▸ **CHALLENGE**
Word for word, give the material below again, minus any images.

== EXERCISE INPUT ==

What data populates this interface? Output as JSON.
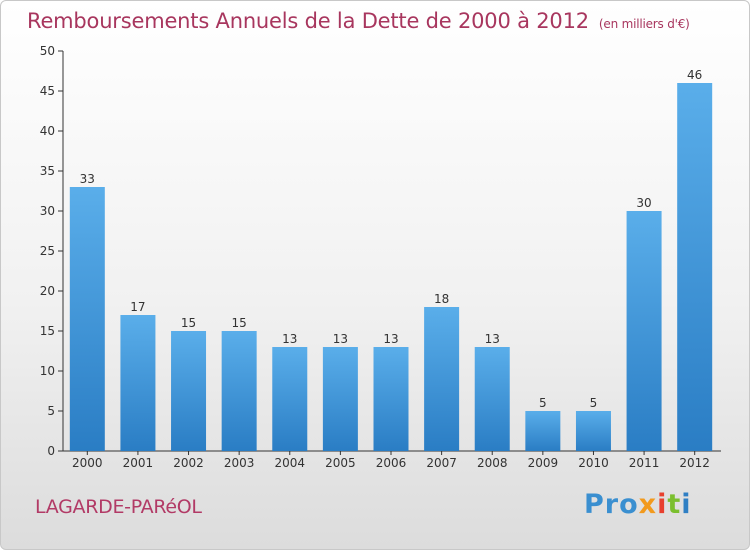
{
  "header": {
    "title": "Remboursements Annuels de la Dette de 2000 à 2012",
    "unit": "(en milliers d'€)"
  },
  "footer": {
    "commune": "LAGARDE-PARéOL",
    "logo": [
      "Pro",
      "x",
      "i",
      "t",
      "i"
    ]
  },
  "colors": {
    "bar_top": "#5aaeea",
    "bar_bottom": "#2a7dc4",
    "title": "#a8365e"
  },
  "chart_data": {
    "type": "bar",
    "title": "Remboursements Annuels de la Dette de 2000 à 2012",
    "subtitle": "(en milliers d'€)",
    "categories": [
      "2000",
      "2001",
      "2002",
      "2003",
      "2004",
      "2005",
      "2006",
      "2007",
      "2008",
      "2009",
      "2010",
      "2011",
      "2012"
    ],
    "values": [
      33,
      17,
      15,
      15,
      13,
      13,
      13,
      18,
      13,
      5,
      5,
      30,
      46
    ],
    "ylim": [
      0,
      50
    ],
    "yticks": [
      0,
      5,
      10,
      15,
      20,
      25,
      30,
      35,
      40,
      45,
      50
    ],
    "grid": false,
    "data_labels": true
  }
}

===

▸ **ANSWER FOR THE TASK**
What data populates this interface? Output as JSON.
{
  "header": {
    "title": "Remboursements Annuels de la Dette de 2000 à 2012",
    "unit": "(en milliers d'€)"
  },
  "footer": {
    "commune": "LAGARDE-PARéOL",
    "logo": [
      "Pro",
      "x",
      "i",
      "t",
      "i"
    ]
  },
  "colors": {
    "bar_top": "#5aaeea",
    "bar_bottom": "#2a7dc4",
    "title": "#a8365e"
  },
  "chart_data": {
    "type": "bar",
    "title": "Remboursements Annuels de la Dette de 2000 à 2012",
    "subtitle": "(en milliers d'€)",
    "categories": [
      "2000",
      "2001",
      "2002",
      "2003",
      "2004",
      "2005",
      "2006",
      "2007",
      "2008",
      "2009",
      "2010",
      "2011",
      "2012"
    ],
    "values": [
      33,
      17,
      15,
      15,
      13,
      13,
      13,
      18,
      13,
      5,
      5,
      30,
      46
    ],
    "ylim": [
      0,
      50
    ],
    "yticks": [
      0,
      5,
      10,
      15,
      20,
      25,
      30,
      35,
      40,
      45,
      50
    ],
    "grid": false,
    "data_labels": true
  }
}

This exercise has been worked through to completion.